◆ WHAT NEEDS TO BE DONE ◆
Reproduce the listing below exactly. Pictures do not belong in the copy.

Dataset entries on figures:
:::::

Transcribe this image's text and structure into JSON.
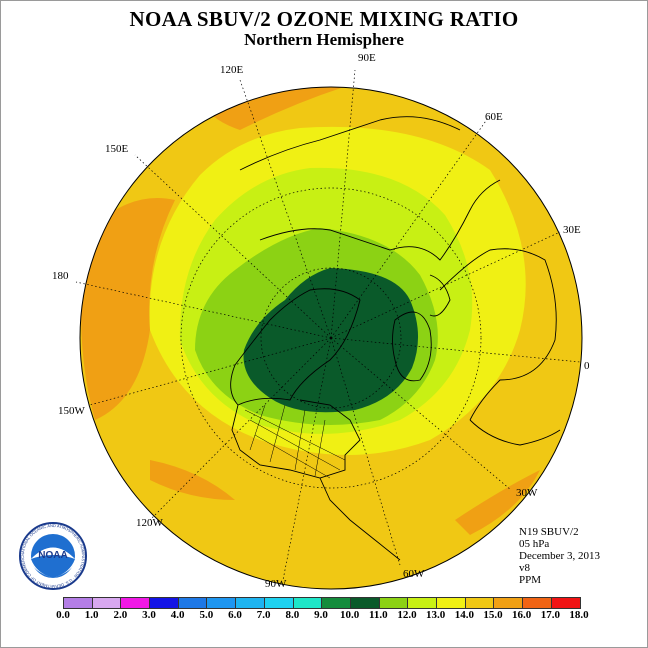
{
  "title": "NOAA SBUV/2 OZONE MIXING RATIO",
  "subtitle": "Northern Hemisphere",
  "info": [
    "N19 SBUV/2",
    "05 hPa",
    "December 3, 2013",
    "v8",
    "PPM"
  ],
  "longitude_labels": [
    "90E",
    "60E",
    "30E",
    "0",
    "30W",
    "60W",
    "90W",
    "120W",
    "150W",
    "180",
    "150E",
    "120E"
  ],
  "logo": {
    "text": "NOAA",
    "ring_text": "NATIONAL OCEANIC AND ATMOSPHERIC ADMINISTRATION · U.S. DEPARTMENT OF COMMERCE"
  },
  "colorbar": {
    "ticks": [
      "0.0",
      "1.0",
      "2.0",
      "3.0",
      "4.0",
      "5.0",
      "6.0",
      "7.0",
      "8.0",
      "9.0",
      "10.0",
      "11.0",
      "12.0",
      "13.0",
      "14.0",
      "15.0",
      "16.0",
      "17.0",
      "18.0"
    ],
    "colors": [
      "#b47ee6",
      "#d8a8f0",
      "#f019e6",
      "#1414e6",
      "#1e78e6",
      "#1e96f0",
      "#1eb4f0",
      "#1ed2f0",
      "#1ee6c8",
      "#148c3c",
      "#0a5a2a",
      "#8cd214",
      "#c8f014",
      "#f0f014",
      "#f0c814",
      "#f0a014",
      "#f06414",
      "#f01414",
      "#8c5a3c"
    ],
    "unit": "PPM"
  },
  "map": {
    "projection": "north polar stereographic",
    "pressure_level": "05 hPa",
    "field_levels_ppm": [
      {
        "range": "13-14",
        "color": "#f0c814",
        "region": "outer band"
      },
      {
        "range": "14-15",
        "color": "#f0a014",
        "region": "patches over Pacific and N. America"
      },
      {
        "range": "12-13",
        "color": "#f0f014",
        "region": "mid-latitude ring"
      },
      {
        "range": "11-12",
        "color": "#c8f014",
        "region": "inner ring"
      },
      {
        "range": "10-11",
        "color": "#8cd214",
        "region": "polar ring"
      },
      {
        "range": "9-10",
        "color": "#0a5a2a",
        "region": "polar core"
      }
    ]
  }
}
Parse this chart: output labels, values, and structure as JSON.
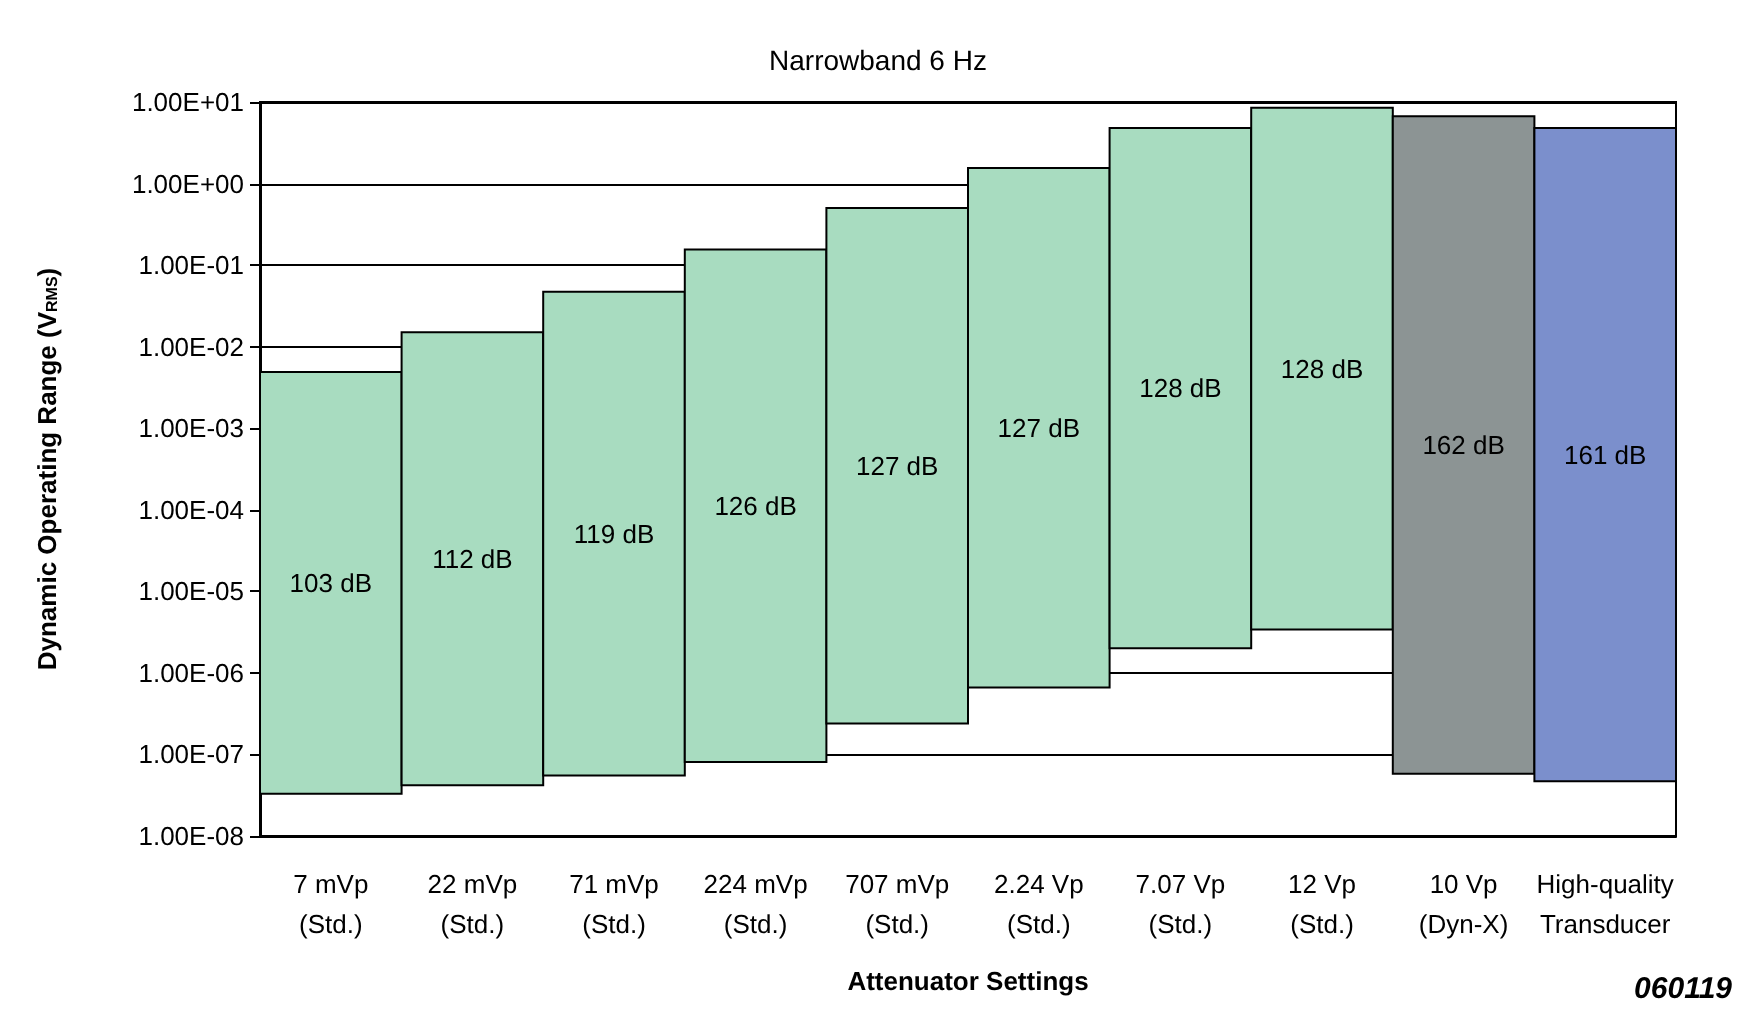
{
  "chart_data": {
    "type": "bar",
    "title": "Narrowband 6 Hz",
    "xlabel": "Attenuator Settings",
    "ylabel": "Dynamic Operating Range (V$_{RMS}$)",
    "categories": [
      "7 mVp\n(Std.)",
      "22 mVp\n(Std.)",
      "71 mVp\n(Std.)",
      "224 mVp\n(Std.)",
      "707 mVp\n(Std.)",
      "2.24 Vp\n(Std.)",
      "7.07 Vp\n(Std.)",
      "12 Vp\n(Std.)",
      "10 Vp\n(Dyn-X)",
      "High-quality\nTransducer"
    ],
    "base": [
      3.3e-08,
      4.2e-08,
      5.5e-08,
      8.1e-08,
      2.4e-07,
      6.6e-07,
      2e-06,
      3.4e-06,
      5.8e-08,
      4.7e-08
    ],
    "values": [
      0.0049,
      0.015,
      0.047,
      0.155,
      0.5,
      1.55,
      4.8,
      8.5,
      6.7,
      4.8
    ],
    "colors": [
      "#a8dcc0",
      "#a8dcc0",
      "#a8dcc0",
      "#a8dcc0",
      "#a8dcc0",
      "#a8dcc0",
      "#a8dcc0",
      "#a8dcc0",
      "#8c9494",
      "#7b8fcc"
    ],
    "log": true,
    "ylim": [
      1e-08,
      10
    ],
    "yticks": [
      {
        "value": 1e-08,
        "label": "1.00E-08"
      },
      {
        "value": 1e-07,
        "label": "1.00E-07"
      },
      {
        "value": 1e-06,
        "label": "1.00E-06"
      },
      {
        "value": 1e-05,
        "label": "1.00E-05"
      },
      {
        "value": 0.0001,
        "label": "1.00E-04"
      },
      {
        "value": 0.001,
        "label": "1.00E-03"
      },
      {
        "value": 0.01,
        "label": "1.00E-02"
      },
      {
        "value": 0.1,
        "label": "1.00E-01"
      },
      {
        "value": 1,
        "label": "1.00E+00"
      },
      {
        "value": 10,
        "label": "1.00E+01"
      }
    ],
    "grid": "y",
    "annotations": [
      "103 dB",
      "112 dB",
      "119 dB",
      "126 dB",
      "127 dB",
      "127 dB",
      "128 dB",
      "128 dB",
      "162 dB",
      "161 dB",
      "060119"
    ]
  }
}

:::::

◆ EXERCISE RESULT ◆
Transcribe this image's text and structure into JSON.
{
  "title": "NOAA SBUV/2 OZONE MIXING RATIO",
  "subtitle": "Northern Hemisphere",
  "info": [
    "N19 SBUV/2",
    "05 hPa",
    "December 3, 2013",
    "v8",
    "PPM"
  ],
  "longitude_labels": [
    "90E",
    "60E",
    "30E",
    "0",
    "30W",
    "60W",
    "90W",
    "120W",
    "150W",
    "180",
    "150E",
    "120E"
  ],
  "logo": {
    "text": "NOAA",
    "ring_text": "NATIONAL OCEANIC AND ATMOSPHERIC ADMINISTRATION · U.S. DEPARTMENT OF COMMERCE"
  },
  "colorbar": {
    "ticks": [
      "0.0",
      "1.0",
      "2.0",
      "3.0",
      "4.0",
      "5.0",
      "6.0",
      "7.0",
      "8.0",
      "9.0",
      "10.0",
      "11.0",
      "12.0",
      "13.0",
      "14.0",
      "15.0",
      "16.0",
      "17.0",
      "18.0"
    ],
    "colors": [
      "#b47ee6",
      "#d8a8f0",
      "#f019e6",
      "#1414e6",
      "#1e78e6",
      "#1e96f0",
      "#1eb4f0",
      "#1ed2f0",
      "#1ee6c8",
      "#148c3c",
      "#0a5a2a",
      "#8cd214",
      "#c8f014",
      "#f0f014",
      "#f0c814",
      "#f0a014",
      "#f06414",
      "#f01414",
      "#8c5a3c"
    ],
    "unit": "PPM"
  },
  "map": {
    "projection": "north polar stereographic",
    "pressure_level": "05 hPa",
    "field_levels_ppm": [
      {
        "range": "13-14",
        "color": "#f0c814",
        "region": "outer band"
      },
      {
        "range": "14-15",
        "color": "#f0a014",
        "region": "patches over Pacific and N. America"
      },
      {
        "range": "12-13",
        "color": "#f0f014",
        "region": "mid-latitude ring"
      },
      {
        "range": "11-12",
        "color": "#c8f014",
        "region": "inner ring"
      },
      {
        "range": "10-11",
        "color": "#8cd214",
        "region": "polar ring"
      },
      {
        "range": "9-10",
        "color": "#0a5a2a",
        "region": "polar core"
      }
    ]
  }
}
Parse this chart: output labels, values, and structure as JSON.
{
  "chart_data": {
    "type": "bar",
    "title": "Narrowband 6 Hz",
    "xlabel": "Attenuator Settings",
    "ylabel": "Dynamic Operating Range (V$_{RMS}$)",
    "categories": [
      "7 mVp\n(Std.)",
      "22 mVp\n(Std.)",
      "71 mVp\n(Std.)",
      "224 mVp\n(Std.)",
      "707 mVp\n(Std.)",
      "2.24 Vp\n(Std.)",
      "7.07 Vp\n(Std.)",
      "12 Vp\n(Std.)",
      "10 Vp\n(Dyn-X)",
      "High-quality\nTransducer"
    ],
    "base": [
      3.3e-08,
      4.2e-08,
      5.5e-08,
      8.1e-08,
      2.4e-07,
      6.6e-07,
      2e-06,
      3.4e-06,
      5.8e-08,
      4.7e-08
    ],
    "values": [
      0.0049,
      0.015,
      0.047,
      0.155,
      0.5,
      1.55,
      4.8,
      8.5,
      6.7,
      4.8
    ],
    "colors": [
      "#a8dcc0",
      "#a8dcc0",
      "#a8dcc0",
      "#a8dcc0",
      "#a8dcc0",
      "#a8dcc0",
      "#a8dcc0",
      "#a8dcc0",
      "#8c9494",
      "#7b8fcc"
    ],
    "log": true,
    "ylim": [
      1e-08,
      10
    ],
    "yticks": [
      {
        "value": 1e-08,
        "label": "1.00E-08"
      },
      {
        "value": 1e-07,
        "label": "1.00E-07"
      },
      {
        "value": 1e-06,
        "label": "1.00E-06"
      },
      {
        "value": 1e-05,
        "label": "1.00E-05"
      },
      {
        "value": 0.0001,
        "label": "1.00E-04"
      },
      {
        "value": 0.001,
        "label": "1.00E-03"
      },
      {
        "value": 0.01,
        "label": "1.00E-02"
      },
      {
        "value": 0.1,
        "label": "1.00E-01"
      },
      {
        "value": 1,
        "label": "1.00E+00"
      },
      {
        "value": 10,
        "label": "1.00E+01"
      }
    ],
    "grid": "y",
    "annotations": [
      "103 dB",
      "112 dB",
      "119 dB",
      "126 dB",
      "127 dB",
      "127 dB",
      "128 dB",
      "128 dB",
      "162 dB",
      "161 dB",
      "060119"
    ]
  }
}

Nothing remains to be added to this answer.